Task objective:
Please retype every line of the rows below word for word, leaving out the picture placeholders.

[Source data]
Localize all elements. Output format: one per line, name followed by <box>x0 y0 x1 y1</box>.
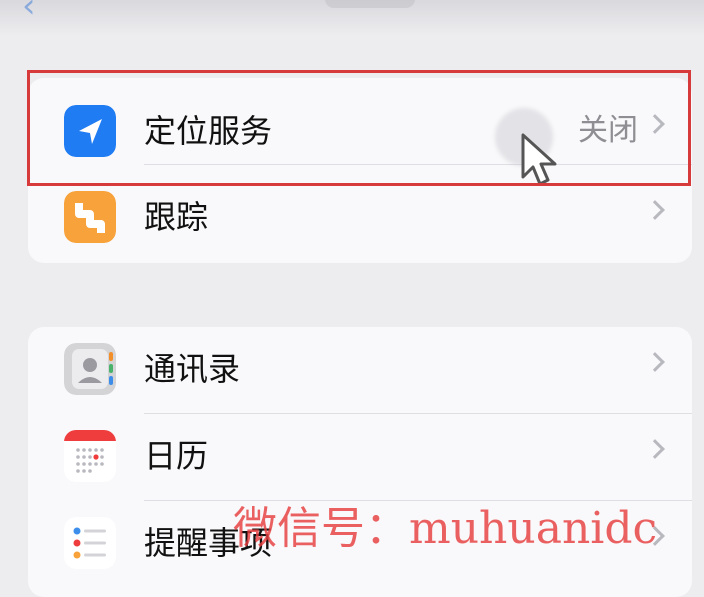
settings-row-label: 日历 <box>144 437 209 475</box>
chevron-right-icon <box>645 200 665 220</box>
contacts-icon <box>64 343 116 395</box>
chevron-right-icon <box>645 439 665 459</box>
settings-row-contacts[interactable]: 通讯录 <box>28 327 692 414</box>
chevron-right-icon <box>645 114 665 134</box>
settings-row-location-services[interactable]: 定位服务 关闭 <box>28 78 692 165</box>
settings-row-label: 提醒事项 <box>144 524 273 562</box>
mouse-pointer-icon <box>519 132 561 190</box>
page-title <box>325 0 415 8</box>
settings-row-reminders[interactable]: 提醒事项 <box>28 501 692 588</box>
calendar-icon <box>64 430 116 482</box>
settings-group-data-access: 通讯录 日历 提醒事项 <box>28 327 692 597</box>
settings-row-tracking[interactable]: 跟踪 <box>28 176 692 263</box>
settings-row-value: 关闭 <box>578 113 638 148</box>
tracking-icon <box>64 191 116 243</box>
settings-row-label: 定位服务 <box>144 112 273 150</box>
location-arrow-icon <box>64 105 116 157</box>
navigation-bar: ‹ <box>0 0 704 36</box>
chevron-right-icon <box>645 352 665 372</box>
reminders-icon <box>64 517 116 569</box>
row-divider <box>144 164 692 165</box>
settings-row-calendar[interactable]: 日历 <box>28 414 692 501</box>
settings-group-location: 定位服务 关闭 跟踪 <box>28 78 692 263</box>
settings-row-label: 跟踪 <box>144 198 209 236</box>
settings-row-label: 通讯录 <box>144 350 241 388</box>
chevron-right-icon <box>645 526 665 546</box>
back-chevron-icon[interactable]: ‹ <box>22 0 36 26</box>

Output:
Localize all elements. Output format: one per line, name followed by <box>x0 y0 x1 y1</box>.
settings-row-label: 日历 <box>144 437 209 475</box>
chevron-right-icon <box>645 200 665 220</box>
contacts-icon <box>64 343 116 395</box>
chevron-right-icon <box>645 439 665 459</box>
settings-row-contacts[interactable]: 通讯录 <box>28 327 692 414</box>
chevron-right-icon <box>645 114 665 134</box>
settings-row-location-services[interactable]: 定位服务 关闭 <box>28 78 692 165</box>
settings-row-label: 提醒事项 <box>144 524 273 562</box>
mouse-pointer-icon <box>519 132 561 190</box>
page-title <box>325 0 415 8</box>
settings-row-reminders[interactable]: 提醒事项 <box>28 501 692 588</box>
calendar-icon <box>64 430 116 482</box>
settings-group-data-access: 通讯录 日历 提醒事项 <box>28 327 692 597</box>
settings-row-tracking[interactable]: 跟踪 <box>28 176 692 263</box>
settings-row-value: 关闭 <box>578 113 638 148</box>
tracking-icon <box>64 191 116 243</box>
settings-row-label: 定位服务 <box>144 112 273 150</box>
location-arrow-icon <box>64 105 116 157</box>
navigation-bar: ‹ <box>0 0 704 36</box>
chevron-right-icon <box>645 352 665 372</box>
reminders-icon <box>64 517 116 569</box>
row-divider <box>144 164 692 165</box>
settings-row-calendar[interactable]: 日历 <box>28 414 692 501</box>
settings-group-location: 定位服务 关闭 跟踪 <box>28 78 692 263</box>
settings-row-label: 跟踪 <box>144 198 209 236</box>
settings-row-label: 通讯录 <box>144 350 241 388</box>
chevron-right-icon <box>645 526 665 546</box>
back-chevron-icon[interactable]: ‹ <box>22 0 36 26</box>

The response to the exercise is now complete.